**Data provided**
========
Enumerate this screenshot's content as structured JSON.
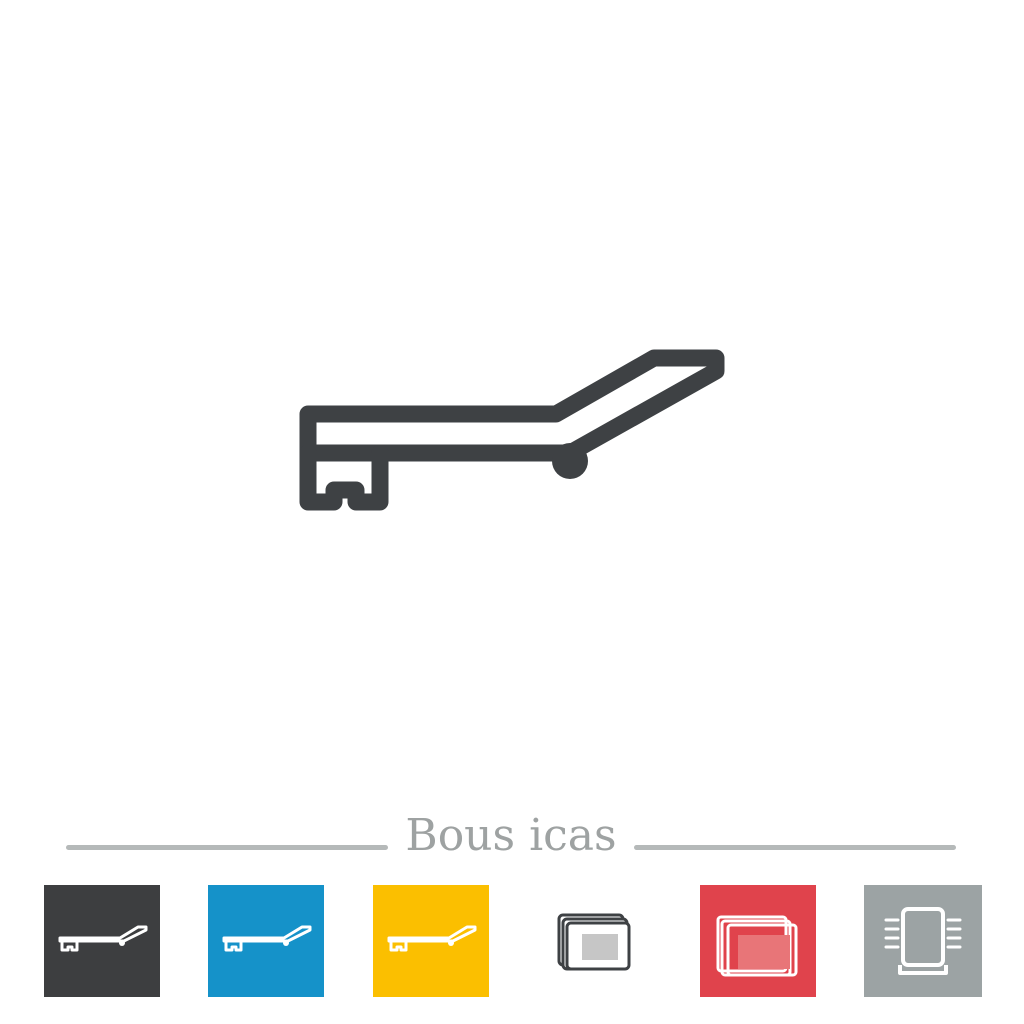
{
  "colors": {
    "icon_dark": "#3e4144",
    "tile_dark": "#3d3e40",
    "tile_blue": "#1592c9",
    "tile_yellow": "#fbbf00",
    "tile_white": "#ffffff",
    "tile_red": "#e0434c",
    "tile_gray": "#9ca3a4",
    "divider": "#b5b9b9"
  },
  "main_icon": "sun-lounger-icon",
  "bonus_heading": "Bous icas",
  "tiles": [
    {
      "icon": "sun-lounger-icon",
      "background": "#3d3e40"
    },
    {
      "icon": "sun-lounger-icon",
      "background": "#1592c9"
    },
    {
      "icon": "sun-lounger-icon",
      "background": "#fbbf00"
    },
    {
      "icon": "stacked-screens-icon",
      "background": "#ffffff"
    },
    {
      "icon": "stacked-screens-icon",
      "background": "#e0434c"
    },
    {
      "icon": "tablet-stand-icon",
      "background": "#9ca3a4"
    }
  ]
}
========
**The request**
Gather up the lines containing the word "background" from these records and copy them.

**Reply**
      "background": "#3d3e40"
      "background": "#1592c9"
      "background": "#fbbf00"
      "background": "#ffffff"
      "background": "#e0434c"
      "background": "#9ca3a4"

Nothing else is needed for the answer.